## Problem:
Only lines holding the word "orden" should be copied from the material.

- - -

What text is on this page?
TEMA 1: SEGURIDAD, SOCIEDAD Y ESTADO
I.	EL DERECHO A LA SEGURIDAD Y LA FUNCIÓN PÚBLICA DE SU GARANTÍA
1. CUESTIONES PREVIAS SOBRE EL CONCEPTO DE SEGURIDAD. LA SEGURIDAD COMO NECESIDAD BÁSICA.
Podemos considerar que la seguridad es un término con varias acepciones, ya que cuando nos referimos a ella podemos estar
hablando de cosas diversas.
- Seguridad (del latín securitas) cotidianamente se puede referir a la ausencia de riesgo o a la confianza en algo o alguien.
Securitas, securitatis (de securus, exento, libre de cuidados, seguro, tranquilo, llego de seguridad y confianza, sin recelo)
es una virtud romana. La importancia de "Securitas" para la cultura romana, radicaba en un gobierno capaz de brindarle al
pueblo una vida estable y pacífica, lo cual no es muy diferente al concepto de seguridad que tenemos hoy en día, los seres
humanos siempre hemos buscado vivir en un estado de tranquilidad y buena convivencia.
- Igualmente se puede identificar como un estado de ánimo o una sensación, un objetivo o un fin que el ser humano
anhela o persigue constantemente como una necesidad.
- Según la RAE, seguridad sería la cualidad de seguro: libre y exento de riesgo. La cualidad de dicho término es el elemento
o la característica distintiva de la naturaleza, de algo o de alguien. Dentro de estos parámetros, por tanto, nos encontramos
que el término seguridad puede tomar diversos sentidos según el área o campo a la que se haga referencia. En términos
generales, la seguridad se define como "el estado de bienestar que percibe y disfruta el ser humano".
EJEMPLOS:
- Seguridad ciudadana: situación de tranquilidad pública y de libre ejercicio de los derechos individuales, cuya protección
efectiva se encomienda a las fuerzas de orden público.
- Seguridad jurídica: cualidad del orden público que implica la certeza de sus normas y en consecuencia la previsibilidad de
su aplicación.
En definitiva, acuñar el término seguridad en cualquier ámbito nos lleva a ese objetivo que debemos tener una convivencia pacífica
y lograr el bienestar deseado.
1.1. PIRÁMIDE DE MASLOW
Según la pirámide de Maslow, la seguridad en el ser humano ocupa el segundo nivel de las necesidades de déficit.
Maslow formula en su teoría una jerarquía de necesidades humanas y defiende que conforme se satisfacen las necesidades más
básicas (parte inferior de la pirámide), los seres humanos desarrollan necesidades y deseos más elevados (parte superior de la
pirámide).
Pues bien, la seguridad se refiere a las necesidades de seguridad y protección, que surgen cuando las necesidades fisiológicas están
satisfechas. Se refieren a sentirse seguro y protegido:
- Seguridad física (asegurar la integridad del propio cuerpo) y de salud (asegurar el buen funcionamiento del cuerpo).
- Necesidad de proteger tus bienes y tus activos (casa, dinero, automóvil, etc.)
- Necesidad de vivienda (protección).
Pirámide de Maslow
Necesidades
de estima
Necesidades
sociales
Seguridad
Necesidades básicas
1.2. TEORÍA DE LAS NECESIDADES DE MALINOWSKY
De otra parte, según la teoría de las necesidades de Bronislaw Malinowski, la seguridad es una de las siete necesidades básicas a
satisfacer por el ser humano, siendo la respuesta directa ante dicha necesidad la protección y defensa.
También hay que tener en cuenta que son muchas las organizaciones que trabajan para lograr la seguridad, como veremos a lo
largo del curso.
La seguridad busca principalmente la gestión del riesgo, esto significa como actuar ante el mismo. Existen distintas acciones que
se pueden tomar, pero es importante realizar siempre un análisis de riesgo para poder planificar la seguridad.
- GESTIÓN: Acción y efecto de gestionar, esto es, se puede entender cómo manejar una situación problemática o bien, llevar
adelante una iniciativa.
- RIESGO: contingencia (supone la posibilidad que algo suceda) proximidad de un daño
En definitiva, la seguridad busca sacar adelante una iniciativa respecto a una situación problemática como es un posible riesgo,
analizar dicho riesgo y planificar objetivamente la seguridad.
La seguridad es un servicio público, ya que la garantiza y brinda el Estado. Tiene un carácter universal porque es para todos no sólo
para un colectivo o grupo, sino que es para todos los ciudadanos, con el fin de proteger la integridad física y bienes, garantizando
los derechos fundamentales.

- - -

## Solution for this task:
efectiva se encomienda a las fuerzas de orden público.
- Seguridad jurídica: cualidad del orden público que implica la certeza de sus normas y en consecuencia la previsibilidad de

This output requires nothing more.